- [Written exercise] What is the number of lines containing the string "C¹₁₆"? Answer with the number only.

+++

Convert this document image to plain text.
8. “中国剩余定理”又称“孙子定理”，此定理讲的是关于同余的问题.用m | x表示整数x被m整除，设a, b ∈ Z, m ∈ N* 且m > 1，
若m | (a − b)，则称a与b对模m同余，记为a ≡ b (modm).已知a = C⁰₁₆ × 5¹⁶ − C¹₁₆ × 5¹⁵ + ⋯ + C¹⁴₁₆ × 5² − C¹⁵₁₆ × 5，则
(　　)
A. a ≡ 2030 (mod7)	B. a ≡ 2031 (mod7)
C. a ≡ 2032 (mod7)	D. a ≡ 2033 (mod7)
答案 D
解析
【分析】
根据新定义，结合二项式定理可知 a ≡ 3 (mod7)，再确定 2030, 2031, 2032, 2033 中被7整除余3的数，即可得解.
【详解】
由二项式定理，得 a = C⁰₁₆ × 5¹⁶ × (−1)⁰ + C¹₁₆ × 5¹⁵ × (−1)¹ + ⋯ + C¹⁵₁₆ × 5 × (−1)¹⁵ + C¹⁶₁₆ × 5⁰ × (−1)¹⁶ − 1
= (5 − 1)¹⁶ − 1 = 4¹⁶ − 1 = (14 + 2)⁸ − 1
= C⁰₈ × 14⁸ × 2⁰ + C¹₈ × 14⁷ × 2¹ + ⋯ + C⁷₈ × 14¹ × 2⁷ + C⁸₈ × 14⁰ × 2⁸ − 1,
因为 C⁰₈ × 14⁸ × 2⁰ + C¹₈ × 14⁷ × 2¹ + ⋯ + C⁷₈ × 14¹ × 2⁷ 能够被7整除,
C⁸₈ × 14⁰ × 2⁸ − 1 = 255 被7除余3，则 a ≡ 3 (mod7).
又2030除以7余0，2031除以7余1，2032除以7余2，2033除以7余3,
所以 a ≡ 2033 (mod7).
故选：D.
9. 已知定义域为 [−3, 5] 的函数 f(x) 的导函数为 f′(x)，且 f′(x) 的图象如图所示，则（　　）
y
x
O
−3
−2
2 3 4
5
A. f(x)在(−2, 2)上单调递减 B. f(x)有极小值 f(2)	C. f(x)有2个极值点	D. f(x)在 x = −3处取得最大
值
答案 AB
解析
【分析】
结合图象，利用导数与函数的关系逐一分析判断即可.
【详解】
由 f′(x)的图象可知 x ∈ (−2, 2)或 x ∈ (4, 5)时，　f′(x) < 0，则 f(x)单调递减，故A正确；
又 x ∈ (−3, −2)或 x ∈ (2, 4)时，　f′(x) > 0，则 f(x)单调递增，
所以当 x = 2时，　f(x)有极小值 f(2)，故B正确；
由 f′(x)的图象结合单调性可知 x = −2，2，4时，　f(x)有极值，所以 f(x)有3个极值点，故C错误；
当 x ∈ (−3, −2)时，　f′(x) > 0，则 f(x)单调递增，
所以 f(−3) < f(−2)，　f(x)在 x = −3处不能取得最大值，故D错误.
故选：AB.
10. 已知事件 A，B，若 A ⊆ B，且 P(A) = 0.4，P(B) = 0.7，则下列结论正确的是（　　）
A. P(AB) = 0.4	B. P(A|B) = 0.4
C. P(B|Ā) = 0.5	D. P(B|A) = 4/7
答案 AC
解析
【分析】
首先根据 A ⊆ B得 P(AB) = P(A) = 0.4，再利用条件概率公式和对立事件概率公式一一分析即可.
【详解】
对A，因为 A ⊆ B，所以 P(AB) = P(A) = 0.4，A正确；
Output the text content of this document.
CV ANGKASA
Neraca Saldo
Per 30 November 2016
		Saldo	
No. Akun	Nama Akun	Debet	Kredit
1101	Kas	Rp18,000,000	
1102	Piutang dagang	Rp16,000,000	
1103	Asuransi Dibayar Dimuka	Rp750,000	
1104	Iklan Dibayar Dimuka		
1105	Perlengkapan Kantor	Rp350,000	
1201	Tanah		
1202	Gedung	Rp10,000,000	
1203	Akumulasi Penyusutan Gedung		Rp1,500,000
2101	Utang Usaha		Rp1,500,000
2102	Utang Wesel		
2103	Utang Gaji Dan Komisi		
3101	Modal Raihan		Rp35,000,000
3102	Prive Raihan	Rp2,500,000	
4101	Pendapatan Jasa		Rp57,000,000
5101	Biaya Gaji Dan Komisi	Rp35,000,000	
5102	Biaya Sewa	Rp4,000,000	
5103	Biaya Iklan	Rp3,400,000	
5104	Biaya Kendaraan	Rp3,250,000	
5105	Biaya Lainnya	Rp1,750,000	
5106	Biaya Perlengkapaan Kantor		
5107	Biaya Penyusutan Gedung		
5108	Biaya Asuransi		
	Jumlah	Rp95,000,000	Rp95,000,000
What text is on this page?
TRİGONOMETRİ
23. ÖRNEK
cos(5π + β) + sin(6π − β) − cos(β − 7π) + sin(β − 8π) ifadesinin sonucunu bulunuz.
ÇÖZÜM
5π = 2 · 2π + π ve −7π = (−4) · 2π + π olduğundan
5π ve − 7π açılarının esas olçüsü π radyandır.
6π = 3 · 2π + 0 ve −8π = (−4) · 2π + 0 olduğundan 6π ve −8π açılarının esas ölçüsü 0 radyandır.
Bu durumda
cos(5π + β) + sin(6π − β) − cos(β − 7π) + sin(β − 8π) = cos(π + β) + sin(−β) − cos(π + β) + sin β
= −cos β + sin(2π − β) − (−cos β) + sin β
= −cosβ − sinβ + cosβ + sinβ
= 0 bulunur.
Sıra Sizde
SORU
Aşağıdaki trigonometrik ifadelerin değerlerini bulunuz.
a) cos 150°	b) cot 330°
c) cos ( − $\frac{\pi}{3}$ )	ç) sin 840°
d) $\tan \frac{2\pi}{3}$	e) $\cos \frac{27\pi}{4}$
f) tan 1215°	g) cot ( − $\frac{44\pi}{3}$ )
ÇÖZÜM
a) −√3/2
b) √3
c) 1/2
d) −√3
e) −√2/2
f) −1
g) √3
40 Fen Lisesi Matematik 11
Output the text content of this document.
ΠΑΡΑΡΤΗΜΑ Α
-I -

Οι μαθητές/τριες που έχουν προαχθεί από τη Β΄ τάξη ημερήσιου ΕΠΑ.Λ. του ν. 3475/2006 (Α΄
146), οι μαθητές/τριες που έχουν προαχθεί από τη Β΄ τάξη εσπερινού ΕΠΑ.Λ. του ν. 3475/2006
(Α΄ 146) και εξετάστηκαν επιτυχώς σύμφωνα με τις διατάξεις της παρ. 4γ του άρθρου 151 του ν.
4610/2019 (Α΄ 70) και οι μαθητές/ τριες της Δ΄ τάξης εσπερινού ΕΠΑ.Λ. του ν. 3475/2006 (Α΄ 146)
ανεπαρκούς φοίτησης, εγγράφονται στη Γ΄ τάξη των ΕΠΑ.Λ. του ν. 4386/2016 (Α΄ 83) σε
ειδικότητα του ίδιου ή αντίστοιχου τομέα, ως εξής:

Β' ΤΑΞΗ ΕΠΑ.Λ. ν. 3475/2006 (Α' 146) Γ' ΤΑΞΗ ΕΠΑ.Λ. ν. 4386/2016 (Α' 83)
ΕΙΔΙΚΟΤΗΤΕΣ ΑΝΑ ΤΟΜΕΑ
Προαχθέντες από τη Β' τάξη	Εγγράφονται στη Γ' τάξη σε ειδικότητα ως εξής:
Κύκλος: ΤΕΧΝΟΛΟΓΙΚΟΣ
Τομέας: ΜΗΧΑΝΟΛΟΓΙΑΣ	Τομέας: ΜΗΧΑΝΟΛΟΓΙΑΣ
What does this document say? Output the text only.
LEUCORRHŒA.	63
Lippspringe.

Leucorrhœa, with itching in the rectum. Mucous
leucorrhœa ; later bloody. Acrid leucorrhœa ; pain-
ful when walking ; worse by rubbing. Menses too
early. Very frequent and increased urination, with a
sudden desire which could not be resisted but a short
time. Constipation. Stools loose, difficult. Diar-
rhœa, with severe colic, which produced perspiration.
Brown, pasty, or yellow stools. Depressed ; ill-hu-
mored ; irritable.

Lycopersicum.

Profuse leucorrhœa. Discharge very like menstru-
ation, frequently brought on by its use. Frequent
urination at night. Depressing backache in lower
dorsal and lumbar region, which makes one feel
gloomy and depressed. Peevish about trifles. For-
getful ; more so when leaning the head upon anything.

+++

- [Exercise answer] 2